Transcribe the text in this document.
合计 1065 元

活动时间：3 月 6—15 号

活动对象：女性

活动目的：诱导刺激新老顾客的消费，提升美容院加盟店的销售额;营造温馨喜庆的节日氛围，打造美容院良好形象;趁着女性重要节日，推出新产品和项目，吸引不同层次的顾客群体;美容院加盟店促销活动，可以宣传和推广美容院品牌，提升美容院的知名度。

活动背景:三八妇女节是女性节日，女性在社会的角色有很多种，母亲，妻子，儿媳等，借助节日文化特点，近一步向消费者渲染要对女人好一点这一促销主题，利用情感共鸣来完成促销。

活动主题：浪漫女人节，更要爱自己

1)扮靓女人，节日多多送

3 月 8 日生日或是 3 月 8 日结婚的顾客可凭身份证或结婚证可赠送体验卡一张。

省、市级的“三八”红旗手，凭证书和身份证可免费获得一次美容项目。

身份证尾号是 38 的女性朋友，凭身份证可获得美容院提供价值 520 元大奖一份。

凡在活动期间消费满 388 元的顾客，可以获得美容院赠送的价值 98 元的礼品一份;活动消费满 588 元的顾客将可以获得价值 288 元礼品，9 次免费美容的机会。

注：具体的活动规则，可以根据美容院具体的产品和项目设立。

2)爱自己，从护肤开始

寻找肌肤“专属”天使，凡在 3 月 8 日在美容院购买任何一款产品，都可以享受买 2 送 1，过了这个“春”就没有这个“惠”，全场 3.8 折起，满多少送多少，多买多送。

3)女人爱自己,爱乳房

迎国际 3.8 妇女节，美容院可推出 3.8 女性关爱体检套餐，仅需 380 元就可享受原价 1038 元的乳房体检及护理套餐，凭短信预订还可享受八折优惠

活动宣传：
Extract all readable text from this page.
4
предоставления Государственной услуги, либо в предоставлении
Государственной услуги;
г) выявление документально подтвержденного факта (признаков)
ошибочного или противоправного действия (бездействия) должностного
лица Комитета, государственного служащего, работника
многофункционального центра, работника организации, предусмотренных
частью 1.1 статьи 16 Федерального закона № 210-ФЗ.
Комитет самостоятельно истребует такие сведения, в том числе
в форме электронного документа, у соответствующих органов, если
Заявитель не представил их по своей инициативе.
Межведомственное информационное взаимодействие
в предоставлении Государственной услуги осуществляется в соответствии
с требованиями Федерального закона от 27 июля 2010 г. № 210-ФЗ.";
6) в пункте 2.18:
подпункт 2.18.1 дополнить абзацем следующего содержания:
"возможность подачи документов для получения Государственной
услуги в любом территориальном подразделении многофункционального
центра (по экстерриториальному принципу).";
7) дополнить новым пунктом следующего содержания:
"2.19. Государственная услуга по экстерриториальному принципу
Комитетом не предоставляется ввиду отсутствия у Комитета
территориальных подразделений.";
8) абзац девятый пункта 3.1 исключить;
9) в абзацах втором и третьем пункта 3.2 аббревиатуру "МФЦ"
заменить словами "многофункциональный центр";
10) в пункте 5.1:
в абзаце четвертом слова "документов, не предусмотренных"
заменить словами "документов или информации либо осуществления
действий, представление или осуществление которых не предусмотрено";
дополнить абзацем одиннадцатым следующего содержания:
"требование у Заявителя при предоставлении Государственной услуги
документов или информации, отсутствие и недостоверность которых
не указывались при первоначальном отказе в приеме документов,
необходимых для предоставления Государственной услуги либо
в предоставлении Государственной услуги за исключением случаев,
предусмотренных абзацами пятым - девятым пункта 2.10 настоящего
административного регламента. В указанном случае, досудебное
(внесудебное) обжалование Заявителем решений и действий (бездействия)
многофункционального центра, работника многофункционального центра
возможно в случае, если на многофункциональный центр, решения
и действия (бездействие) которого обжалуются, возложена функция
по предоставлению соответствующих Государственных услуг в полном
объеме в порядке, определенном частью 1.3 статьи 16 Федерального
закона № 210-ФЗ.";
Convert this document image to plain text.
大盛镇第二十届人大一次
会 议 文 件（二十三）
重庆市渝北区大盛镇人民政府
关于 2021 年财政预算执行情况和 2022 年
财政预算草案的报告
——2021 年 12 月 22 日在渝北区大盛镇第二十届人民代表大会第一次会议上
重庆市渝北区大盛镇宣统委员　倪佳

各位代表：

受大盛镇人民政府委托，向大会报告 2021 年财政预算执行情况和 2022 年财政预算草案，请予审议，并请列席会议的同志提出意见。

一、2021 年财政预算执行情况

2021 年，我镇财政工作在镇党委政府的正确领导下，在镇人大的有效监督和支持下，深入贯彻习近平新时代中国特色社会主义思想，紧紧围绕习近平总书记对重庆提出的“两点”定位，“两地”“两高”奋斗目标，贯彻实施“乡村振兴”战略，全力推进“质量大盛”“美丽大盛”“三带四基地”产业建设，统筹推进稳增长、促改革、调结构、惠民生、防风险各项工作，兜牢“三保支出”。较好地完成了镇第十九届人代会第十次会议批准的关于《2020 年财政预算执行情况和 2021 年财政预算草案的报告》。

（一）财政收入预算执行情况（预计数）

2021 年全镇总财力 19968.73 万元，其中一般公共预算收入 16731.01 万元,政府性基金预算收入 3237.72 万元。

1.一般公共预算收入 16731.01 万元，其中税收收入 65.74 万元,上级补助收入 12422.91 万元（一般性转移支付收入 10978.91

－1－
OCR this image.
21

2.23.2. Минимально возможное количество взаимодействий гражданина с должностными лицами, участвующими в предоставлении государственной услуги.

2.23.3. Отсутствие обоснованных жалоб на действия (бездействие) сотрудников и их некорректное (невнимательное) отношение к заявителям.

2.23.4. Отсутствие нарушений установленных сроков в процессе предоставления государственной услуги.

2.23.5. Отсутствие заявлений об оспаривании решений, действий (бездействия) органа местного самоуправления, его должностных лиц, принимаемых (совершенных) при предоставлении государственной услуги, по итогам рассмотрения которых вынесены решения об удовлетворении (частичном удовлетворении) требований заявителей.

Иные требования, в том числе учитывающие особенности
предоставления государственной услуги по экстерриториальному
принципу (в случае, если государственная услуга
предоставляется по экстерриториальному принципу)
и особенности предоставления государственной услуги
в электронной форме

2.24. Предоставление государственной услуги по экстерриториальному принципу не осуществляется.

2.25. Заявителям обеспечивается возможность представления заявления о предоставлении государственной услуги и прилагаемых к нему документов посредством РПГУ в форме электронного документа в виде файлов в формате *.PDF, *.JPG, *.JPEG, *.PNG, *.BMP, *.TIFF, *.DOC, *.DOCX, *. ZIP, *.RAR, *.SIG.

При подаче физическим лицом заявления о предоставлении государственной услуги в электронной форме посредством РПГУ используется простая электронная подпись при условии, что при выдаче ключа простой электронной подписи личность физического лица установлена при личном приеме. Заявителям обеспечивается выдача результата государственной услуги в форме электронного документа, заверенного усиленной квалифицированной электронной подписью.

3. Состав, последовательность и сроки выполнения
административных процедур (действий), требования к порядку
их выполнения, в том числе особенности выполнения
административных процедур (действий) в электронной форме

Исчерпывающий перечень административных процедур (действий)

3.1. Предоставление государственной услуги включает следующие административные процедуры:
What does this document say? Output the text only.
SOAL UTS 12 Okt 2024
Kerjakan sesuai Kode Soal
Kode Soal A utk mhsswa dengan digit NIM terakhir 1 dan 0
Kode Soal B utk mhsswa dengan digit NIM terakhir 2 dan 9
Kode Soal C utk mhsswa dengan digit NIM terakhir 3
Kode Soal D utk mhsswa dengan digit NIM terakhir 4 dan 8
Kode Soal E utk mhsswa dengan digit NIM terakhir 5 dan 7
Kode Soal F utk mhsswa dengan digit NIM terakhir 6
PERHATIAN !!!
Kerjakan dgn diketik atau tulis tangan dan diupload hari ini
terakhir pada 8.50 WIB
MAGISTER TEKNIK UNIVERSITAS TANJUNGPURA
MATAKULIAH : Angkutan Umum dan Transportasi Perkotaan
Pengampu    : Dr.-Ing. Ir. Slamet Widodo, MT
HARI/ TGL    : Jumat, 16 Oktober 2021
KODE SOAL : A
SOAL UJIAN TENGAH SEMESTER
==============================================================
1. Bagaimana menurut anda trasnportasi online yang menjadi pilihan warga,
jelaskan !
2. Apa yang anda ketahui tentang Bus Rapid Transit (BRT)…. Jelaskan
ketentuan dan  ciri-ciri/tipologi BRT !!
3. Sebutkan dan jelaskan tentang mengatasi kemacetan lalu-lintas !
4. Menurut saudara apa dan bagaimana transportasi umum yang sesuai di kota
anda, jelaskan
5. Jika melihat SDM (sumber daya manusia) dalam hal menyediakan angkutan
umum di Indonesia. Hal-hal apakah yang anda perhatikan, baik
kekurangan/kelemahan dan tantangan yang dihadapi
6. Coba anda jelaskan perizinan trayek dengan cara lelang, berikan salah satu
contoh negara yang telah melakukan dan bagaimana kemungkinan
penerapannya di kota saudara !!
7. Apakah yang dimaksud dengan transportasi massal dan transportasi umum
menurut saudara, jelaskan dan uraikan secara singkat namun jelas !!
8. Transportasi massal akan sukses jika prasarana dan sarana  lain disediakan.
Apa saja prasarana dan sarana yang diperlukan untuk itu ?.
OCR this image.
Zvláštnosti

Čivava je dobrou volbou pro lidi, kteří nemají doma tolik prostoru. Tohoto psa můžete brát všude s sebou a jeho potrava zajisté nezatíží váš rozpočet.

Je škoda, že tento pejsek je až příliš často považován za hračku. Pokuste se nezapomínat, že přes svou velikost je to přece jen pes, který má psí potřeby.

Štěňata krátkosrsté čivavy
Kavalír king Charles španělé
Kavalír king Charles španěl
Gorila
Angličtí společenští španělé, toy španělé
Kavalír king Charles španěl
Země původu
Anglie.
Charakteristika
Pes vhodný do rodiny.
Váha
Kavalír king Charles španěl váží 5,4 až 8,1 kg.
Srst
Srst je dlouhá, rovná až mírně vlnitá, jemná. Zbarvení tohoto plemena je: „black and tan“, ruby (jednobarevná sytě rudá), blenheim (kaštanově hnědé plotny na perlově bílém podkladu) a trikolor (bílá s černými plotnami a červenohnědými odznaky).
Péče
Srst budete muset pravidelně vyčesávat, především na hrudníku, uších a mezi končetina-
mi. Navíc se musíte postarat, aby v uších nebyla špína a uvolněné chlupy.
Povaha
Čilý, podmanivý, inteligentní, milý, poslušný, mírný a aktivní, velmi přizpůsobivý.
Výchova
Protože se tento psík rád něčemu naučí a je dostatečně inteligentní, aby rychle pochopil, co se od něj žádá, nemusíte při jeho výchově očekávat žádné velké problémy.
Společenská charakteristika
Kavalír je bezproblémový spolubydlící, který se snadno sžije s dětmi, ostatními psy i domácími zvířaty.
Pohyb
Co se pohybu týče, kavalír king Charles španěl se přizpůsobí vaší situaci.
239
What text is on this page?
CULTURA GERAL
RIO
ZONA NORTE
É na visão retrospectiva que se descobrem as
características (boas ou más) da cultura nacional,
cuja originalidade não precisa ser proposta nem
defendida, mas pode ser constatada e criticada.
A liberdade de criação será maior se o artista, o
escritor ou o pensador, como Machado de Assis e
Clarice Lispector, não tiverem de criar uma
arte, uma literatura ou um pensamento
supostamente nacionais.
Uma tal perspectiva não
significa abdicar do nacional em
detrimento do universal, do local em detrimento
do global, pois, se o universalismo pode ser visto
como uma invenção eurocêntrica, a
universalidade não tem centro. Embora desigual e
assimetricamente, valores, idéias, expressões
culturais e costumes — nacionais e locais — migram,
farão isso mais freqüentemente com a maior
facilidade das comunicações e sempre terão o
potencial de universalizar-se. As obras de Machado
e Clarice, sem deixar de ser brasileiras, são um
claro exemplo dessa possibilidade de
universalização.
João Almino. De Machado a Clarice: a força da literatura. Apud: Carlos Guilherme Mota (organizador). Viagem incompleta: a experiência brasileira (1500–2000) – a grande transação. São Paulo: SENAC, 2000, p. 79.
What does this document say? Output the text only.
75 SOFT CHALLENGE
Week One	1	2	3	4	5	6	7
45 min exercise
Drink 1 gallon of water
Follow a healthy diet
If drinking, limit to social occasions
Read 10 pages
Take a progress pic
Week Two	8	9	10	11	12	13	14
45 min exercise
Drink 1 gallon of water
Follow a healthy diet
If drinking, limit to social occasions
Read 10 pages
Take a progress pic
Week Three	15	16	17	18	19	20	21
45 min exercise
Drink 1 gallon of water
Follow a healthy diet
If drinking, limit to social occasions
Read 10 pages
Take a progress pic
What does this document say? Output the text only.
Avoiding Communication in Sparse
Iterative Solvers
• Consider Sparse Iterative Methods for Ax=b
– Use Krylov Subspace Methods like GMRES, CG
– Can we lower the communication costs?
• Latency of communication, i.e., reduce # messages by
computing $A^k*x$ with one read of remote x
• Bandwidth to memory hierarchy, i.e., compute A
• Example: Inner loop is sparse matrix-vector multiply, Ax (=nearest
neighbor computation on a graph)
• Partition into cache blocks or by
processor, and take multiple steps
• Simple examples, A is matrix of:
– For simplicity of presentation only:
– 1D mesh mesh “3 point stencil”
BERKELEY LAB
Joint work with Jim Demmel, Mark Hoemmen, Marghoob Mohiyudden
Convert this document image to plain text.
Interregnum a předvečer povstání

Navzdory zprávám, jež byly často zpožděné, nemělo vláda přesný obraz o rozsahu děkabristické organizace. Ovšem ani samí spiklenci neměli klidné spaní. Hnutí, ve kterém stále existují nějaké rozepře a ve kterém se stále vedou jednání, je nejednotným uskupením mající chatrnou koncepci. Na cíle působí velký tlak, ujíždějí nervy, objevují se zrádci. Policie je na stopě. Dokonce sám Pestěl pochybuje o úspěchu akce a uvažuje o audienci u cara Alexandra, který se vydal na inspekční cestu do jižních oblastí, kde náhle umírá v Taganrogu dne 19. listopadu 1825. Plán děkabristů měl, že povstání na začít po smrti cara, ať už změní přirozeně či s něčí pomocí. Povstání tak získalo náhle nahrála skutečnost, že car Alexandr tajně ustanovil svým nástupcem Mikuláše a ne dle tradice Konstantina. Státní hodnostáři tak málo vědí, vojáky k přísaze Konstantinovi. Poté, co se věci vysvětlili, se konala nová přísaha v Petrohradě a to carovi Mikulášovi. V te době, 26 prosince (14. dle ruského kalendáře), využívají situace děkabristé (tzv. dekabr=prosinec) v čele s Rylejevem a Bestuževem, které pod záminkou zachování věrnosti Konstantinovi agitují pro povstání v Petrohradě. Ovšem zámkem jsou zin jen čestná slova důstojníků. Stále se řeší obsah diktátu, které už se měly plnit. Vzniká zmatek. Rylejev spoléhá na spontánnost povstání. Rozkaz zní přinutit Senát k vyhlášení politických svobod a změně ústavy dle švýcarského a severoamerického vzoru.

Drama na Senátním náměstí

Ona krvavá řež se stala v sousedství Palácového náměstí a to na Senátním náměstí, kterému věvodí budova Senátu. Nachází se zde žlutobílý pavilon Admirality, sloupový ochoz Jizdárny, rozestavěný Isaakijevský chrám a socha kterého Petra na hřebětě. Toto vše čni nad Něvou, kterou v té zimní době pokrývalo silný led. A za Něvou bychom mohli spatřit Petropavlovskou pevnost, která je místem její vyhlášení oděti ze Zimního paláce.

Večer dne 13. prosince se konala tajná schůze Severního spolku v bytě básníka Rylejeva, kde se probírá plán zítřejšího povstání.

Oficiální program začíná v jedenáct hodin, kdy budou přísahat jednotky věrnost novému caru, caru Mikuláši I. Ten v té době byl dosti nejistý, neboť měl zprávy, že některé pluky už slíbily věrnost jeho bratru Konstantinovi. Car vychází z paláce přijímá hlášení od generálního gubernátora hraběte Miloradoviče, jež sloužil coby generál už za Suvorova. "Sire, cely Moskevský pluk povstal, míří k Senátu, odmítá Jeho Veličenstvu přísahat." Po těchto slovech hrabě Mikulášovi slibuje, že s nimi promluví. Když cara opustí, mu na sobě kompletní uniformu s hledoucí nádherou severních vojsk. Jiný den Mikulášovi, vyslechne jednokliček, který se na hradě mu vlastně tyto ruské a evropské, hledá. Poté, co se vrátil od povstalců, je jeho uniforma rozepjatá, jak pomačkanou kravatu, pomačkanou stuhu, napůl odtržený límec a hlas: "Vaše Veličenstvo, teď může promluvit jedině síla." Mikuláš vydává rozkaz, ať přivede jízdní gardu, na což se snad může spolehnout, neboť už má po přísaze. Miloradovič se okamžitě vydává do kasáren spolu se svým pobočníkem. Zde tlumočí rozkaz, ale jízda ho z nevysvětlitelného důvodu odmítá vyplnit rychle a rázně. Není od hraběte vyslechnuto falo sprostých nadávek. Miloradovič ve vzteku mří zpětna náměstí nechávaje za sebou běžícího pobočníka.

** Given instruction **
Show every line that contains the word "информации".

** The completed task **
заменить словами "документов или информации либо осуществления
документов или информации, отсутствие и недостоверность которых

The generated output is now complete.